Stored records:
▬▬▬▬▬▬▬▬▬▬

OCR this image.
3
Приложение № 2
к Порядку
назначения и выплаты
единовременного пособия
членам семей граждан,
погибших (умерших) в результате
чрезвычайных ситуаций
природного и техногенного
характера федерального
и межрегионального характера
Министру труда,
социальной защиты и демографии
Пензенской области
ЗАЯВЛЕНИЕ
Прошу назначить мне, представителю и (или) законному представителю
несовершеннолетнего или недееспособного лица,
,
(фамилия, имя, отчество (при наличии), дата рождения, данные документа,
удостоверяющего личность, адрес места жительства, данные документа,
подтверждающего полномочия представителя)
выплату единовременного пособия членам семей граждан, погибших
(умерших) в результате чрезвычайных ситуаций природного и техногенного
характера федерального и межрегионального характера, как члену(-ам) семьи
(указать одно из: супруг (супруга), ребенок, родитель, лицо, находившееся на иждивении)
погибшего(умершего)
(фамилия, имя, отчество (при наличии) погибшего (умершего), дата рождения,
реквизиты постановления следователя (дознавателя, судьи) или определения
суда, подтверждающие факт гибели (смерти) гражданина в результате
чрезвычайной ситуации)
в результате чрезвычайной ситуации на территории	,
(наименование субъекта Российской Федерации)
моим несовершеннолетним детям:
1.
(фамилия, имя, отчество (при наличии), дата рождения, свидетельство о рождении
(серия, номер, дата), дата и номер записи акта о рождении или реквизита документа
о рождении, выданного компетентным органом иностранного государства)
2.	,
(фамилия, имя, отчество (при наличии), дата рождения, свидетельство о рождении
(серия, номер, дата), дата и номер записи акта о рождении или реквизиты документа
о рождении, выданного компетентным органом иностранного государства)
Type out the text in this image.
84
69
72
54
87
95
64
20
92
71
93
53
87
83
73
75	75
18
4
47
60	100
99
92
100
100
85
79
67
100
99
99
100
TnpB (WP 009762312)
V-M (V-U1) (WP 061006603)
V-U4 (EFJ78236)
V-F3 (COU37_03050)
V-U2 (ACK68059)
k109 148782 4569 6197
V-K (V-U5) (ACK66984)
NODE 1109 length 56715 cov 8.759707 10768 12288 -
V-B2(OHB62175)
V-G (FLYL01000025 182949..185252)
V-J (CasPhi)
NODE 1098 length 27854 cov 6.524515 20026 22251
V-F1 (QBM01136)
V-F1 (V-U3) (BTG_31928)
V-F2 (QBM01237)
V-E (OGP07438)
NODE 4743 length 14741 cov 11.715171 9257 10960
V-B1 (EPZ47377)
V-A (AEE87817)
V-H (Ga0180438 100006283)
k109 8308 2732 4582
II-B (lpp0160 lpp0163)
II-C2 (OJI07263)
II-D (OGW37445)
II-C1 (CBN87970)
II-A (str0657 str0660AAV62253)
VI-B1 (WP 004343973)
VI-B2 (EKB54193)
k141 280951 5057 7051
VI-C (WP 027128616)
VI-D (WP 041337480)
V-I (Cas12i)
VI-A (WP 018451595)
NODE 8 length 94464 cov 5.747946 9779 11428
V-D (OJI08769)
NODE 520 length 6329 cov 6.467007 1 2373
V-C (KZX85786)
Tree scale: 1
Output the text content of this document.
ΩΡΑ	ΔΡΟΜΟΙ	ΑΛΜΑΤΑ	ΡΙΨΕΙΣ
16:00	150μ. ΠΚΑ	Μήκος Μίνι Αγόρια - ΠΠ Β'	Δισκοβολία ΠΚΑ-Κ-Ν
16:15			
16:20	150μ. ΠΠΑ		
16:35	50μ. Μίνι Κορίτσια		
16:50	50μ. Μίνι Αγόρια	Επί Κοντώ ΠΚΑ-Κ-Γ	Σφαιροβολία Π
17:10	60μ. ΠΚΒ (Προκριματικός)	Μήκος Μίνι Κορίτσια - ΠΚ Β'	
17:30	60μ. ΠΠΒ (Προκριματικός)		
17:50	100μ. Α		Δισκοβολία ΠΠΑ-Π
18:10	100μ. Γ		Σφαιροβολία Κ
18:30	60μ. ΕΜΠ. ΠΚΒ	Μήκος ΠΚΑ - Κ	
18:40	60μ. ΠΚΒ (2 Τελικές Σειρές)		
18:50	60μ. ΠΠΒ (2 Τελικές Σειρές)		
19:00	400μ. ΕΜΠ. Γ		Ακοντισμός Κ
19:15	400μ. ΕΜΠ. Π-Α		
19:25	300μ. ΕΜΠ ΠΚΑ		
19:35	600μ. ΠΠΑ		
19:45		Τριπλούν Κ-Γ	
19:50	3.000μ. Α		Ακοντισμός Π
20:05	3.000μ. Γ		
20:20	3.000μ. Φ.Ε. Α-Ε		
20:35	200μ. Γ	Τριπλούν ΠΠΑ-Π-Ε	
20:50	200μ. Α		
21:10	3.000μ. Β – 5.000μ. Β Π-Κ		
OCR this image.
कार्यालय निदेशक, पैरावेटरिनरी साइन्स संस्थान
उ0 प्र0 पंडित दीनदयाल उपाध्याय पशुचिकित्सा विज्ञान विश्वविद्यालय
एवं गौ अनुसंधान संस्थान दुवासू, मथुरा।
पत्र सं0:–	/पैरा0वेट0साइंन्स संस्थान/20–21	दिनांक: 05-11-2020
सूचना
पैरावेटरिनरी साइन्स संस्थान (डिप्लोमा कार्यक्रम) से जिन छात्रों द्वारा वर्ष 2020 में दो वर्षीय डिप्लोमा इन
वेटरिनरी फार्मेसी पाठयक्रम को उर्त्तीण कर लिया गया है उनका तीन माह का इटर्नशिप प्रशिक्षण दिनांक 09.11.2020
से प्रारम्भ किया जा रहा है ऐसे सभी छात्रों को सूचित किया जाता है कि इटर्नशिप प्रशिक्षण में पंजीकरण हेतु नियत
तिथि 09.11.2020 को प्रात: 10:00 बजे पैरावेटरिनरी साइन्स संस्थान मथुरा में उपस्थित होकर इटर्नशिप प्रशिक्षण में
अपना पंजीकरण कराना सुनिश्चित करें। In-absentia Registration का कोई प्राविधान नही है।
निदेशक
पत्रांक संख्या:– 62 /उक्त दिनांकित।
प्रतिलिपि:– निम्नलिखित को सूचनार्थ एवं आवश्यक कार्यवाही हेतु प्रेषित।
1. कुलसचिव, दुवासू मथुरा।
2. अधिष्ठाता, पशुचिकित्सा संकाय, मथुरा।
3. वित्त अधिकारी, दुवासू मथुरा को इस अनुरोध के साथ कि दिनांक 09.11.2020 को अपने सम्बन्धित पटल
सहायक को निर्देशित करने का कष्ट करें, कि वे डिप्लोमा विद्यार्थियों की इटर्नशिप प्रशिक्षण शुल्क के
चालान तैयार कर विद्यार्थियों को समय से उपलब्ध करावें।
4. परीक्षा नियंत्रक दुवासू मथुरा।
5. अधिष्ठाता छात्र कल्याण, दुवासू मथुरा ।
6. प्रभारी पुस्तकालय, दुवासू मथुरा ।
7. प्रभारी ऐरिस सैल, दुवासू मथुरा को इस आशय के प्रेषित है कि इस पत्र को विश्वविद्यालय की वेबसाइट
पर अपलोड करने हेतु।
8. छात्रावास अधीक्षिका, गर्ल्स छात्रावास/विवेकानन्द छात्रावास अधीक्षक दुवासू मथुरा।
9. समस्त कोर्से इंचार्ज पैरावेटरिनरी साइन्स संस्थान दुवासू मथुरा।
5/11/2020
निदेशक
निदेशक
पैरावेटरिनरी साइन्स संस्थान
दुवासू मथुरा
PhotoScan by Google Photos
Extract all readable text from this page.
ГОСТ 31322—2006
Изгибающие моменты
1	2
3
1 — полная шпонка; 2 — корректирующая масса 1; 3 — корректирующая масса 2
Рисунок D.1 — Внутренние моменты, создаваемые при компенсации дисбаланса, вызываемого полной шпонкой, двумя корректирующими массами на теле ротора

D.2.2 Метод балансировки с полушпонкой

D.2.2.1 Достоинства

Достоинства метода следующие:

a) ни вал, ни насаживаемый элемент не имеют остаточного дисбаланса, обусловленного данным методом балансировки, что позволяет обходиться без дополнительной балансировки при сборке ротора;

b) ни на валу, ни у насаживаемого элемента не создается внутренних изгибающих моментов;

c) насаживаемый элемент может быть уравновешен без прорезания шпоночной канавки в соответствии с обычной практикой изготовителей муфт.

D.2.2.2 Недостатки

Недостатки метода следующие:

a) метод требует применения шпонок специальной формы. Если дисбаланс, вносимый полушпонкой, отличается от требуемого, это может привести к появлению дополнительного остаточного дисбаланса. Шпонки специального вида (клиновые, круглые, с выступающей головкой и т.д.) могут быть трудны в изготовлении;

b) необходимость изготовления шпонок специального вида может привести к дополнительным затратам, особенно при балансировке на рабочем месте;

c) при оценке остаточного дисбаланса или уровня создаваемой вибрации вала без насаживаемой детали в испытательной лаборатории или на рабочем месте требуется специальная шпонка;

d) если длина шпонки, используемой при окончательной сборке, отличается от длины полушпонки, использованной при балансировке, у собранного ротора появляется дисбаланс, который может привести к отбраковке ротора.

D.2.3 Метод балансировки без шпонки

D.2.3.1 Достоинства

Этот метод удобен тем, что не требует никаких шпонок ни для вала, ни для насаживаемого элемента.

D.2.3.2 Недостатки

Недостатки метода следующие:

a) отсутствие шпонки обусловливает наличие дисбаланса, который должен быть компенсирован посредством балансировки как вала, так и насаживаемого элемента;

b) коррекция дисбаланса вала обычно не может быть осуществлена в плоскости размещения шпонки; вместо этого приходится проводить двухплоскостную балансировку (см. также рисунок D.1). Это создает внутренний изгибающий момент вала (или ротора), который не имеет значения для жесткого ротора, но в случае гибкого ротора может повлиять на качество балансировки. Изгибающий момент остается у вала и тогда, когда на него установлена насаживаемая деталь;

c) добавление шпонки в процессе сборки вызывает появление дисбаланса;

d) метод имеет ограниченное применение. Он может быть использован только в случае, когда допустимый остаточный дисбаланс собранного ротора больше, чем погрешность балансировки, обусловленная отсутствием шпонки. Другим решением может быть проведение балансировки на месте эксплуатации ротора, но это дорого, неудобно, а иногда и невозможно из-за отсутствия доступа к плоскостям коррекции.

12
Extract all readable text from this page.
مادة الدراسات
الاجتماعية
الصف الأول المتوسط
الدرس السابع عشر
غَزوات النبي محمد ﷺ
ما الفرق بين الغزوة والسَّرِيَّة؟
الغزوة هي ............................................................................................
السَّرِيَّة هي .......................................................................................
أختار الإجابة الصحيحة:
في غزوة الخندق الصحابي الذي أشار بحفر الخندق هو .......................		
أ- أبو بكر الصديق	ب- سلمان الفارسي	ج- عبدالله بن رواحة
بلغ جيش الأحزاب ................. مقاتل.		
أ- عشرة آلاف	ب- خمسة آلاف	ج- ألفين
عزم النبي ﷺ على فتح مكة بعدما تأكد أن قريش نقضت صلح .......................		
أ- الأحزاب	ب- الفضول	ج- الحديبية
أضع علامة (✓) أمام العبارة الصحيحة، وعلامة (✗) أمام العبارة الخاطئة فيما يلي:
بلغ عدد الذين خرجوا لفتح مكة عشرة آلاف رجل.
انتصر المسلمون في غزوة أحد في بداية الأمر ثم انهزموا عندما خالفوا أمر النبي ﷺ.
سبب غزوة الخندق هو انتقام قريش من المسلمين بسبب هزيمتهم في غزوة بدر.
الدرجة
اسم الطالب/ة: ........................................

▬▬▬▬▬▬▬▬▬▬

[What you will do]
Go through the records and show every line with the string "когда" in it.

[Written solution]
b) коррекция дисбаланса вала обычно не может быть осуществлена в плоскости размещения шпонки; вместо этого приходится проводить двухплоскостную балансировку (см. также рисунок D.1). Это создает внутренний изгибающий момент вала (или ротора), который не имеет значения для жесткого ротора, но в случае гибкого ротора может повлиять на качество балансировки. Изгибающий момент остается у вала и тогда, когда на него установлена насаживаемая деталь;
d) метод имеет ограниченное применение. Он может быть использован только в случае, когда допустимый остаточный дисбаланс собранного ротора больше, чем погрешность балансировки, обусловленная отсутствием шпонки. Другим решением может быть проведение балансировки на месте эксплуатации ротора, но это дорого, неудобно, а иногда и невозможно из-за отсутствия доступа к плоскостям коррекции.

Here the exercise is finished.